___ Material to process
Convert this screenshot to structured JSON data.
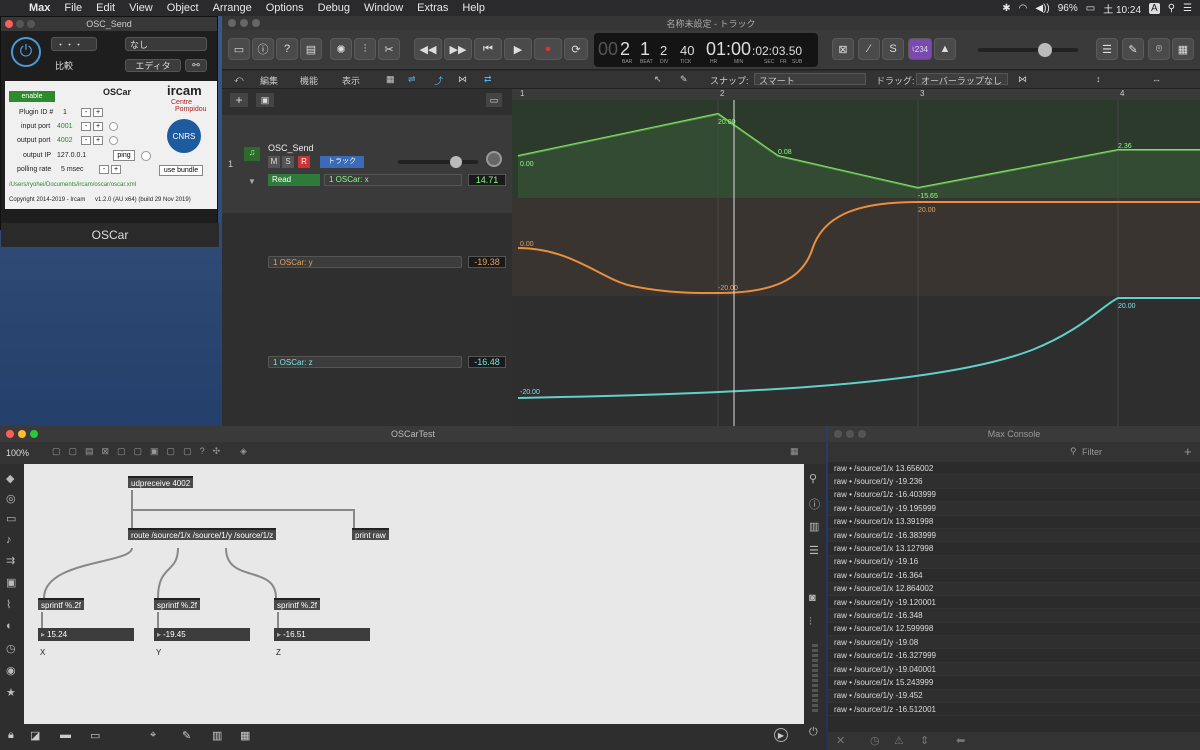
{
  "menubar": {
    "apple": "",
    "items": [
      "Max",
      "File",
      "Edit",
      "View",
      "Object",
      "Arrange",
      "Options",
      "Debug",
      "Window",
      "Extras",
      "Help"
    ],
    "battery": "96%",
    "time": "土 10:24",
    "input_mode": "A"
  },
  "plugin": {
    "title": "OSC_Send",
    "preset": "・・・",
    "bypass_sel": "なし",
    "compare": "比較",
    "editor": "エディタ",
    "enable": "enable",
    "name": "OSCar",
    "id_label": "Plugin ID #",
    "id_val": "1",
    "in_label": "input port",
    "in_val": "4001",
    "out_label": "output port",
    "out_val": "4002",
    "ip_label": "output IP",
    "ip_val": "127.0.0.1",
    "ping": "ping",
    "poll_label": "polling rate",
    "poll_val": "5 msec",
    "use_bundle": "use bundle",
    "path": "/Users/ryohei/Documents/ircam/oscar/oscar.xml",
    "copyright": "Copyright 2014-2019 - Ircam",
    "version": "v1.2.0 (AU x64) (build 29 Nov 2019)",
    "ircam": "ircam",
    "centre": "Centre",
    "pompidou": "Pompidou",
    "cnrs": "CNRS",
    "footer": "OSCar"
  },
  "logic": {
    "title": "名称未設定 - トラック",
    "lcd": {
      "bar": "2",
      "beat": "1",
      "div": "2",
      "tick": "40",
      "time": "01:00",
      "time_sub": ":02:03.50",
      "lab_bar": "BAR",
      "lab_beat": "BEAT",
      "lab_div": "DIV",
      "lab_tick": "TICK",
      "lab_hr": "HR",
      "lab_min": "MIN",
      "lab_sec": "SEC",
      "lab_fr": "FR",
      "lab_sub": "SUB",
      "prefix": "00"
    },
    "key": "♮234",
    "menu": {
      "edit": "編集",
      "func": "機能",
      "view": "表示",
      "snap_label": "スナップ:",
      "snap": "スマート",
      "drag_label": "ドラッグ:",
      "drag": "オーバーラップなし"
    },
    "track": {
      "num": "1",
      "name": "OSC_Send",
      "m": "M",
      "s": "S",
      "r": "R",
      "track_btn": "トラック",
      "read": "Read",
      "param_x": "1 OSCar: x",
      "val_x": "14.71",
      "param_y": "1 OSCar: y",
      "val_y": "-19.38",
      "param_z": "1 OSCar: z",
      "val_z": "-16.48"
    },
    "ruler": [
      "1",
      "2",
      "3",
      "4"
    ],
    "lane_x_labels": [
      "0.00",
      "20.00",
      "0.08",
      "-15.65",
      "2.36"
    ],
    "lane_y_labels": [
      "0.00",
      "-20.00",
      "20.00"
    ],
    "lane_z_labels": [
      "-20.00",
      "20.00"
    ]
  },
  "patcher": {
    "title": "OSCarTest",
    "zoom": "100%",
    "udp": "udpreceive 4002",
    "route": "route /source/1/x /source/1/y /source/1/z",
    "print": "print raw",
    "sprintf": "sprintf %.2f",
    "nx": "15.24",
    "ny": "-19.45",
    "nz": "-16.51",
    "cx": "X",
    "cy": "Y",
    "cz": "Z"
  },
  "console": {
    "title": "Max Console",
    "filter": "Filter",
    "rows": [
      "raw • /source/1/x 13.656002",
      "raw • /source/1/y -19.236",
      "raw • /source/1/z -16.403999",
      "raw • /source/1/y -19.195999",
      "raw • /source/1/x 13.391998",
      "raw • /source/1/z -16.383999",
      "raw • /source/1/x 13.127998",
      "raw • /source/1/y -19.16",
      "raw • /source/1/z -16.364",
      "raw • /source/1/x 12.864002",
      "raw • /source/1/y -19.120001",
      "raw • /source/1/z -16.348",
      "raw • /source/1/x 12.599998",
      "raw • /source/1/y -19.08",
      "raw • /source/1/z -16.327999",
      "raw • /source/1/y -19.040001",
      "raw • /source/1/x 15.243999",
      "raw • /source/1/y -19.452",
      "raw • /source/1/z -16.512001"
    ]
  }
}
______
-- Given exercise --
List each line in the listing that contains the string "port".

-- Task answer --
    "in_label": "input port",
    "out_label": "output port",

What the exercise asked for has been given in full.